All of the lines below are to be printed again exactly; images are excluded from the output.

==*==

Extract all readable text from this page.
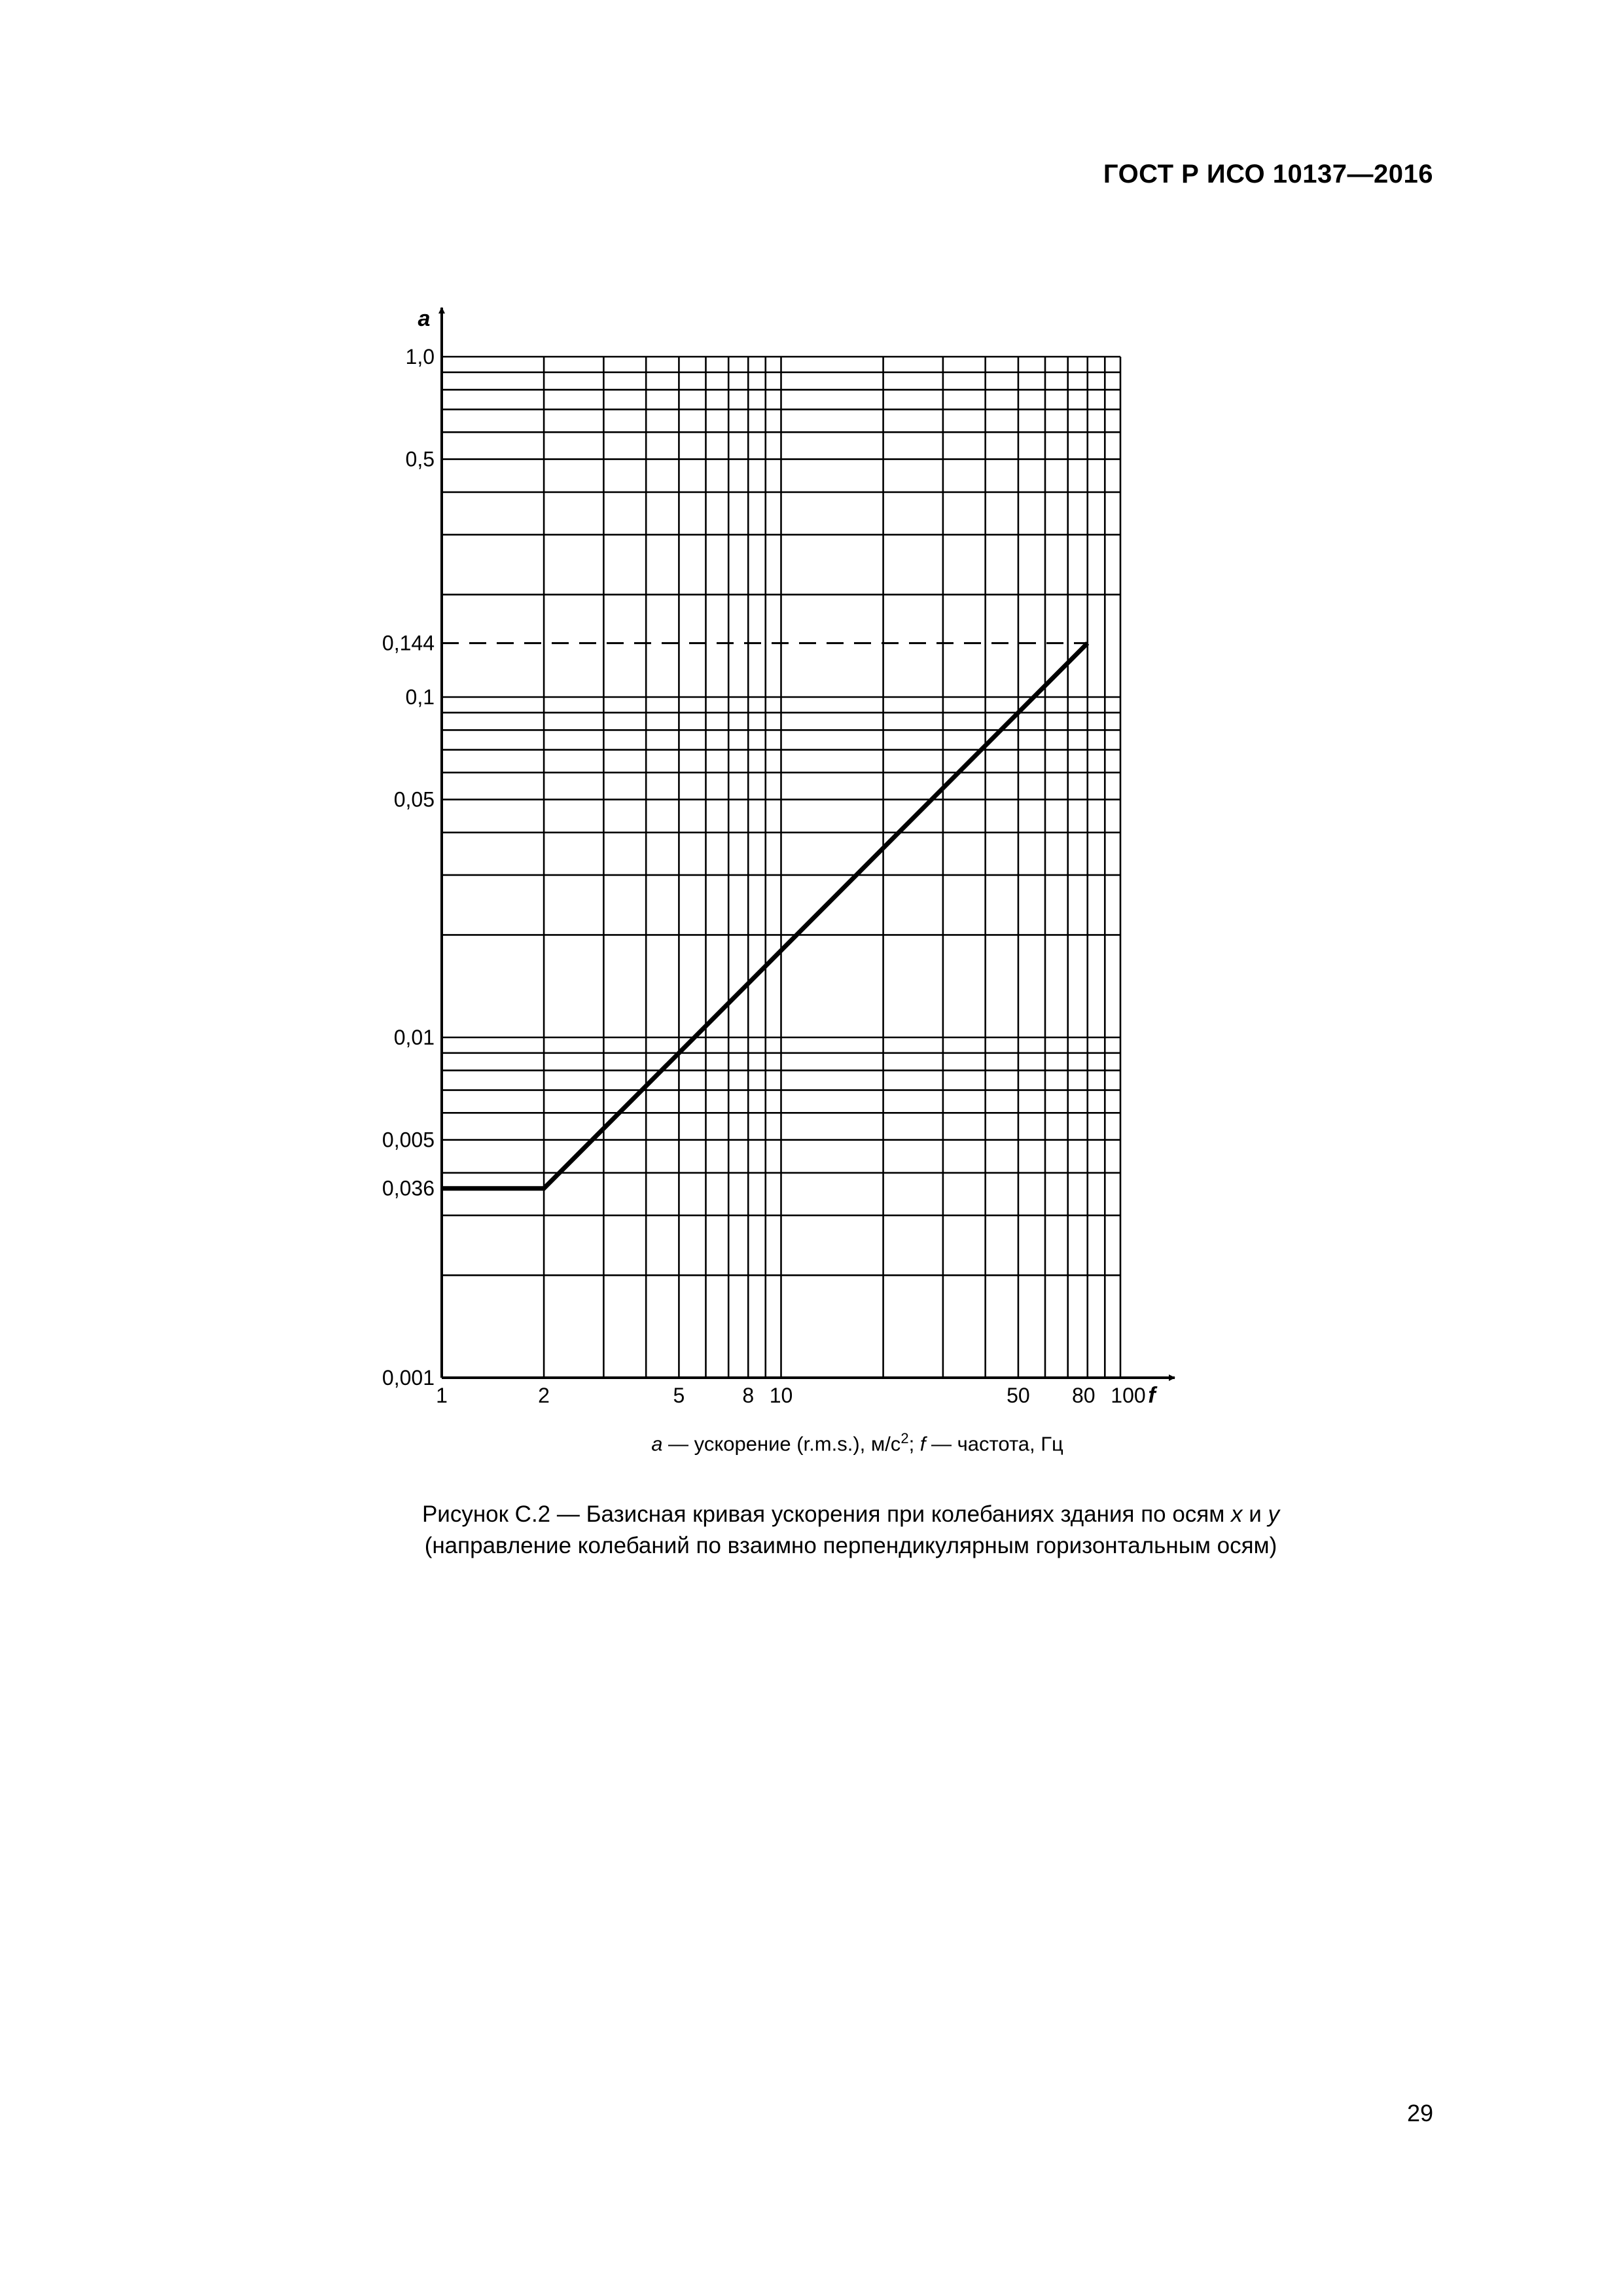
ГОСТ Р ИСО 10137—2016
a
f
1,0
0,5
0,144
0,1
0,05
0,01
0,005
0,036
0,001
1	2	5	8 10	50 80 100
a — ускорение (r.m.s.), $м/с^2$; f — частота, Гц
Рисунок С.2 — Базисная кривая ускорения при колебаниях здания по осям x и y
(направление колебаний по взаимно перпендикулярным горизонтальным осям)
29
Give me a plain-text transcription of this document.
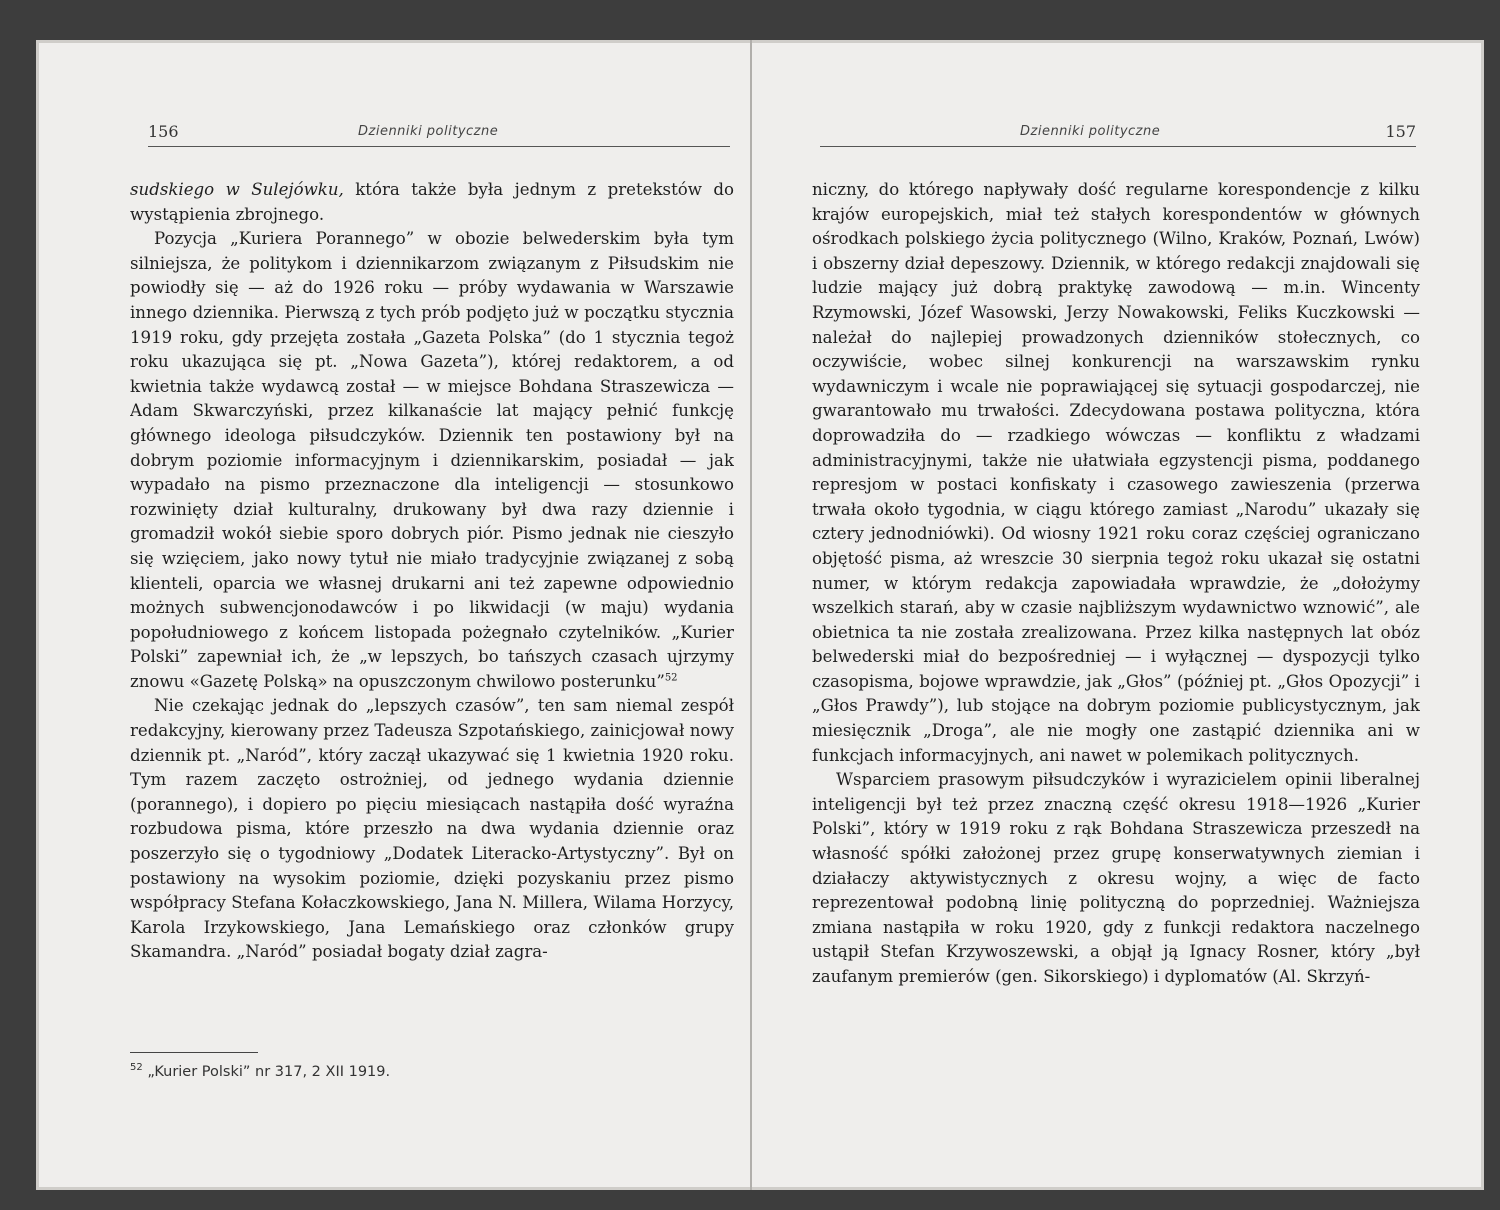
156	Dzienniki polityczne

sudskiego w Sulejówku, która także była jednym z pretekstów do wystąpienia zbrojnego.

Pozycja „Kuriera Porannego” w obozie belwederskim była tym silniejsza, że politykom i dziennikarzom związanym z Piłsudskim nie powiodły się — aż do 1926 roku — próby wydawania w Warszawie innego dziennika. Pierwszą z tych prób podjęto już w początku stycznia 1919 roku, gdy przejęta została „Gazeta Polska” (do 1 stycznia tegoż roku ukazująca się pt. „Nowa Gazeta”), której redaktorem, a od kwietnia także wydawcą został — w miejsce Bohdana Straszewicza — Adam Skwarczyński, przez kilkanaście lat mający pełnić funkcję głównego ideologa piłsudczyków. Dziennik ten postawiony był na dobrym poziomie informacyjnym i dziennikarskim, posiadał — jak wypadało na pismo przeznaczone dla inteligencji — stosunkowo rozwinięty dział kulturalny, drukowany był dwa razy dziennie i gromadził wokół siebie sporo dobrych piór. Pismo jednak nie cieszyło się wzięciem, jako nowy tytuł nie miało tradycyjnie związanej z sobą klienteli, oparcia we własnej drukarni ani też zapewne odpowiednio możnych subwencjonodawców i po likwidacji (w maju) wydania popołudniowego z końcem listopada pożegnało czytelników. „Kurier Polski” zapewniał ich, że „w lepszych, bo tańszych czasach ujrzymy znowu «Gazetę Polską» na opuszczonym chwilowo posterunku”$^{52}$

Nie czekając jednak do „lepszych czasów”, ten sam niemal zespół redakcyjny, kierowany przez Tadeusza Szpotańskiego, zainicjował nowy dziennik pt. „Naród”, który zaczął ukazywać się 1 kwietnia 1920 roku. Tym razem zaczęto ostrożniej, od jednego wydania dziennie (porannego), i dopiero po pięciu miesiącach nastąpiła dość wyraźna rozbudowa pisma, które przeszło na dwa wydania dziennie oraz poszerzyło się o tygodniowy „Dodatek Literacko-Artystyczny”. Był on postawiony na wysokim poziomie, dzięki pozyskaniu przez pismo współpracy Stefana Kołaczkowskiego, Jana N. Millera, Wilama Horzycy, Karola Irzykowskiego, Jana Lemańskiego oraz członków grupy Skamandra. „Naród” posiadał bogaty dział zagra-

$^{52}$ „Kurier Polski” nr 317, 2 XII 1919.
Dzienniki polityczne	157

niczny, do którego napływały dość regularne korespondencje z kilku krajów europejskich, miał też stałych korespondentów w głównych ośrodkach polskiego życia politycznego (Wilno, Kraków, Poznań, Lwów) i obszerny dział depeszowy. Dziennik, w którego redakcji znajdowali się ludzie mający już dobrą praktykę zawodową — m.in. Wincenty Rzymowski, Józef Wasowski, Jerzy Nowakowski, Feliks Kuczkowski — należał do najlepiej prowadzonych dzienników stołecznych, co oczywiście, wobec silnej konkurencji na warszawskim rynku wydawniczym i wcale nie poprawiającej się sytuacji gospodarczej, nie gwarantowało mu trwałości. Zdecydowana postawa polityczna, która doprowadziła do — rzadkiego wówczas — konfliktu z władzami administracyjnymi, także nie ułatwiała egzystencji pisma, poddanego represjom w postaci konfiskaty i czasowego zawieszenia (przerwa trwała około tygodnia, w ciągu którego zamiast „Narodu” ukazały się cztery jednodniówki). Od wiosny 1921 roku coraz częściej ograniczano objętość pisma, aż wreszcie 30 sierpnia tegoż roku ukazał się ostatni numer, w którym redakcja zapowiadała wprawdzie, że „dołożymy wszelkich starań, aby w czasie najbliższym wydawnictwo wznowić”, ale obietnica ta nie została zrealizowana. Przez kilka następnych lat obóz belwederski miał do bezpośredniej — i wyłącznej — dyspozycji tylko czasopisma, bojowe wprawdzie, jak „Głos” (później pt. „Głos Opozycji” i „Głos Prawdy”), lub stojące na dobrym poziomie publicystycznym, jak miesięcznik „Droga”, ale nie mogły one zastąpić dziennika ani w funkcjach informacyjnych, ani nawet w polemikach politycznych.

Wsparciem prasowym piłsudczyków i wyrazicielem opinii liberalnej inteligencji był też przez znaczną część okresu 1918—1926 „Kurier Polski”, który w 1919 roku z rąk Bohdana Straszewicza przeszedł na własność spółki założonej przez grupę konserwatywnych ziemian i działaczy aktywistycznych z okresu wojny, a więc de facto reprezentował podobną linię polityczną do poprzedniej. Ważniejsza zmiana nastąpiła w roku 1920, gdy z funkcji redaktora naczelnego ustąpił Stefan Krzywoszewski, a objął ją Ignacy Rosner, który „był zaufanym premierów (gen. Sikorskiego) i dyplomatów (Al. Skrzyń-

==*==

_FINAL ANSWER_.
Extract all readable text from this page.
ГОСТ Р ИСО 10137—2016
a
f
1,0
0,5
0,144
0,1
0,05
0,01
0,005
0,036
0,001
1	2	5	8 10	50 80 100
a — ускорение (r.m.s.), $м/с^2$; f — частота, Гц
Рисунок С.2 — Базисная кривая ускорения при колебаниях здания по осям x и y
(направление колебаний по взаимно перпендикулярным горизонтальным осям)
29
Give me a plain-text transcription of this document.
156	Dzienniki polityczne

sudskiego w Sulejówku, która także była jednym z pretekstów do wystąpienia zbrojnego.

Pozycja „Kuriera Porannego” w obozie belwederskim była tym silniejsza, że politykom i dziennikarzom związanym z Piłsudskim nie powiodły się — aż do 1926 roku — próby wydawania w Warszawie innego dziennika. Pierwszą z tych prób podjęto już w początku stycznia 1919 roku, gdy przejęta została „Gazeta Polska” (do 1 stycznia tegoż roku ukazująca się pt. „Nowa Gazeta”), której redaktorem, a od kwietnia także wydawcą został — w miejsce Bohdana Straszewicza — Adam Skwarczyński, przez kilkanaście lat mający pełnić funkcję głównego ideologa piłsudczyków. Dziennik ten postawiony był na dobrym poziomie informacyjnym i dziennikarskim, posiadał — jak wypadało na pismo przeznaczone dla inteligencji — stosunkowo rozwinięty dział kulturalny, drukowany był dwa razy dziennie i gromadził wokół siebie sporo dobrych piór. Pismo jednak nie cieszyło się wzięciem, jako nowy tytuł nie miało tradycyjnie związanej z sobą klienteli, oparcia we własnej drukarni ani też zapewne odpowiednio możnych subwencjonodawców i po likwidacji (w maju) wydania popołudniowego z końcem listopada pożegnało czytelników. „Kurier Polski” zapewniał ich, że „w lepszych, bo tańszych czasach ujrzymy znowu «Gazetę Polską» na opuszczonym chwilowo posterunku”$^{52}$

Nie czekając jednak do „lepszych czasów”, ten sam niemal zespół redakcyjny, kierowany przez Tadeusza Szpotańskiego, zainicjował nowy dziennik pt. „Naród”, który zaczął ukazywać się 1 kwietnia 1920 roku. Tym razem zaczęto ostrożniej, od jednego wydania dziennie (porannego), i dopiero po pięciu miesiącach nastąpiła dość wyraźna rozbudowa pisma, które przeszło na dwa wydania dziennie oraz poszerzyło się o tygodniowy „Dodatek Literacko-Artystyczny”. Był on postawiony na wysokim poziomie, dzięki pozyskaniu przez pismo współpracy Stefana Kołaczkowskiego, Jana N. Millera, Wilama Horzycy, Karola Irzykowskiego, Jana Lemańskiego oraz członków grupy Skamandra. „Naród” posiadał bogaty dział zagra-

$^{52}$ „Kurier Polski” nr 317, 2 XII 1919.
Dzienniki polityczne	157

niczny, do którego napływały dość regularne korespondencje z kilku krajów europejskich, miał też stałych korespondentów w głównych ośrodkach polskiego życia politycznego (Wilno, Kraków, Poznań, Lwów) i obszerny dział depeszowy. Dziennik, w którego redakcji znajdowali się ludzie mający już dobrą praktykę zawodową — m.in. Wincenty Rzymowski, Józef Wasowski, Jerzy Nowakowski, Feliks Kuczkowski — należał do najlepiej prowadzonych dzienników stołecznych, co oczywiście, wobec silnej konkurencji na warszawskim rynku wydawniczym i wcale nie poprawiającej się sytuacji gospodarczej, nie gwarantowało mu trwałości. Zdecydowana postawa polityczna, która doprowadziła do — rzadkiego wówczas — konfliktu z władzami administracyjnymi, także nie ułatwiała egzystencji pisma, poddanego represjom w postaci konfiskaty i czasowego zawieszenia (przerwa trwała około tygodnia, w ciągu którego zamiast „Narodu” ukazały się cztery jednodniówki). Od wiosny 1921 roku coraz częściej ograniczano objętość pisma, aż wreszcie 30 sierpnia tegoż roku ukazał się ostatni numer, w którym redakcja zapowiadała wprawdzie, że „dołożymy wszelkich starań, aby w czasie najbliższym wydawnictwo wznowić”, ale obietnica ta nie została zrealizowana. Przez kilka następnych lat obóz belwederski miał do bezpośredniej — i wyłącznej — dyspozycji tylko czasopisma, bojowe wprawdzie, jak „Głos” (później pt. „Głos Opozycji” i „Głos Prawdy”), lub stojące na dobrym poziomie publicystycznym, jak miesięcznik „Droga”, ale nie mogły one zastąpić dziennika ani w funkcjach informacyjnych, ani nawet w polemikach politycznych.

Wsparciem prasowym piłsudczyków i wyrazicielem opinii liberalnej inteligencji był też przez znaczną część okresu 1918—1926 „Kurier Polski”, który w 1919 roku z rąk Bohdana Straszewicza przeszedł na własność spółki założonej przez grupę konserwatywnych ziemian i działaczy aktywistycznych z okresu wojny, a więc de facto reprezentował podobną linię polityczną do poprzedniej. Ważniejsza zmiana nastąpiła w roku 1920, gdy z funkcji redaktora naczelnego ustąpił Stefan Krzywoszewski, a objął ją Ignacy Rosner, który „był zaufanym premierów (gen. Sikorskiego) i dyplomatów (Al. Skrzyń-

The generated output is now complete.